[Extracted data entries]

......

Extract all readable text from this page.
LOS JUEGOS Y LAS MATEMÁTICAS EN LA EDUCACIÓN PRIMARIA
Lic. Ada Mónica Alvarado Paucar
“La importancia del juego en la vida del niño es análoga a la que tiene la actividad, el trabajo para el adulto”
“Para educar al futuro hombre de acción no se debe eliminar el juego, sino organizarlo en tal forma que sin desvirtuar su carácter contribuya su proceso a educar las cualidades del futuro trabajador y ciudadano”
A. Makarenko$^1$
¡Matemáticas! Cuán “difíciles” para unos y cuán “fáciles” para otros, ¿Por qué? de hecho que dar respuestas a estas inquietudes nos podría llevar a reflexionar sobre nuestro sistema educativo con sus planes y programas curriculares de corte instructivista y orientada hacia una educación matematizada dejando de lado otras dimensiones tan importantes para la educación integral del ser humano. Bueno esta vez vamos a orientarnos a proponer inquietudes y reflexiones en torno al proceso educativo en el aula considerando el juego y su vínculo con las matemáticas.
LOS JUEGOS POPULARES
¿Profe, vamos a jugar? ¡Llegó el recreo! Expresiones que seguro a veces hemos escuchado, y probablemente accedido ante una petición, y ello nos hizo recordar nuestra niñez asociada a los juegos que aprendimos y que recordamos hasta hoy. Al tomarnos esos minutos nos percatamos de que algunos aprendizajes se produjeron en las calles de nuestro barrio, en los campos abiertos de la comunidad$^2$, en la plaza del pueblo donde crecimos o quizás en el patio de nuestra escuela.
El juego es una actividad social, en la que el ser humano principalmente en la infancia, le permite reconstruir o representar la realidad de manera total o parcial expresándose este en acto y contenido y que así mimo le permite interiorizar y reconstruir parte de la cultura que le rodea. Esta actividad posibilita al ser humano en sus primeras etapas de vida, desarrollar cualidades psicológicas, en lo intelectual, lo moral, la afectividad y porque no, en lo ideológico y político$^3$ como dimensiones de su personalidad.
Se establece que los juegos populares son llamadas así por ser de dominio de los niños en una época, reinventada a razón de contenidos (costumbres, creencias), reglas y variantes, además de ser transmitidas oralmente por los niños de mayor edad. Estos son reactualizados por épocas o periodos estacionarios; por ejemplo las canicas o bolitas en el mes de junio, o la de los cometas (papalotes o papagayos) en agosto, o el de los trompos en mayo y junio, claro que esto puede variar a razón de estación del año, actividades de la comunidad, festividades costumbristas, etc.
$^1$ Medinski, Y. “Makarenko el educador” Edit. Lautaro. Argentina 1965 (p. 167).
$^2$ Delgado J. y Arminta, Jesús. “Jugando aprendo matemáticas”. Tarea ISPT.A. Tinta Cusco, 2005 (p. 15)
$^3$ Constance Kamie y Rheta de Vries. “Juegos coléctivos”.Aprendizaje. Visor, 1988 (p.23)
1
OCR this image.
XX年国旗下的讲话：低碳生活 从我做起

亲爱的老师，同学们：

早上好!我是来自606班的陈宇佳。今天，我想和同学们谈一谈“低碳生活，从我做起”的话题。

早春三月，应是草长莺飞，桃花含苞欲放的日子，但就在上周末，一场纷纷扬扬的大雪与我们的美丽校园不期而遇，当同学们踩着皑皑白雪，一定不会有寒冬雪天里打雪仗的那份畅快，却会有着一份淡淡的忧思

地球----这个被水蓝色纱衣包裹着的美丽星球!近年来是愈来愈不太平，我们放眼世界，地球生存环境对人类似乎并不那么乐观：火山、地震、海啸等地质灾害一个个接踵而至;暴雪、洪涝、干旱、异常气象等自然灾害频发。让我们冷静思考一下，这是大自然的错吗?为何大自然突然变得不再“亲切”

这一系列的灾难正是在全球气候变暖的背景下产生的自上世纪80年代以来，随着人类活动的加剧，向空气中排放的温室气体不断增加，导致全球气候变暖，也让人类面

......

- [Written request]
Please reproduce every line of the material word for word.

- [Task answer]
Extract all readable text from this page.
LOS JUEGOS Y LAS MATEMÁTICAS EN LA EDUCACIÓN PRIMARIA
Lic. Ada Mónica Alvarado Paucar
“La importancia del juego en la vida del niño es análoga a la que tiene la actividad, el trabajo para el adulto”
“Para educar al futuro hombre de acción no se debe eliminar el juego, sino organizarlo en tal forma que sin desvirtuar su carácter contribuya su proceso a educar las cualidades del futuro trabajador y ciudadano”
A. Makarenko$^1$
¡Matemáticas! Cuán “difíciles” para unos y cuán “fáciles” para otros, ¿Por qué? de hecho que dar respuestas a estas inquietudes nos podría llevar a reflexionar sobre nuestro sistema educativo con sus planes y programas curriculares de corte instructivista y orientada hacia una educación matematizada dejando de lado otras dimensiones tan importantes para la educación integral del ser humano. Bueno esta vez vamos a orientarnos a proponer inquietudes y reflexiones en torno al proceso educativo en el aula considerando el juego y su vínculo con las matemáticas.
LOS JUEGOS POPULARES
¿Profe, vamos a jugar? ¡Llegó el recreo! Expresiones que seguro a veces hemos escuchado, y probablemente accedido ante una petición, y ello nos hizo recordar nuestra niñez asociada a los juegos que aprendimos y que recordamos hasta hoy. Al tomarnos esos minutos nos percatamos de que algunos aprendizajes se produjeron en las calles de nuestro barrio, en los campos abiertos de la comunidad$^2$, en la plaza del pueblo donde crecimos o quizás en el patio de nuestra escuela.
El juego es una actividad social, en la que el ser humano principalmente en la infancia, le permite reconstruir o representar la realidad de manera total o parcial expresándose este en acto y contenido y que así mimo le permite interiorizar y reconstruir parte de la cultura que le rodea. Esta actividad posibilita al ser humano en sus primeras etapas de vida, desarrollar cualidades psicológicas, en lo intelectual, lo moral, la afectividad y porque no, en lo ideológico y político$^3$ como dimensiones de su personalidad.
Se establece que los juegos populares son llamadas así por ser de dominio de los niños en una época, reinventada a razón de contenidos (costumbres, creencias), reglas y variantes, además de ser transmitidas oralmente por los niños de mayor edad. Estos son reactualizados por épocas o periodos estacionarios; por ejemplo las canicas o bolitas en el mes de junio, o la de los cometas (papalotes o papagayos) en agosto, o el de los trompos en mayo y junio, claro que esto puede variar a razón de estación del año, actividades de la comunidad, festividades costumbristas, etc.
$^1$ Medinski, Y. “Makarenko el educador” Edit. Lautaro. Argentina 1965 (p. 167).
$^2$ Delgado J. y Arminta, Jesús. “Jugando aprendo matemáticas”. Tarea ISPT.A. Tinta Cusco, 2005 (p. 15)
$^3$ Constance Kamie y Rheta de Vries. “Juegos coléctivos”.Aprendizaje. Visor, 1988 (p.23)
1
OCR this image.
XX年国旗下的讲话：低碳生活 从我做起

亲爱的老师，同学们：

早上好!我是来自606班的陈宇佳。今天，我想和同学们谈一谈“低碳生活，从我做起”的话题。

早春三月，应是草长莺飞，桃花含苞欲放的日子，但就在上周末，一场纷纷扬扬的大雪与我们的美丽校园不期而遇，当同学们踩着皑皑白雪，一定不会有寒冬雪天里打雪仗的那份畅快，却会有着一份淡淡的忧思

地球----这个被水蓝色纱衣包裹着的美丽星球!近年来是愈来愈不太平，我们放眼世界，地球生存环境对人类似乎并不那么乐观：火山、地震、海啸等地质灾害一个个接踵而至;暴雪、洪涝、干旱、异常气象等自然灾害频发。让我们冷静思考一下，这是大自然的错吗?为何大自然突然变得不再“亲切”

这一系列的灾难正是在全球气候变暖的背景下产生的自上世纪80年代以来，随着人类活动的加剧，向空气中排放的温室气体不断增加，导致全球气候变暖，也让人类面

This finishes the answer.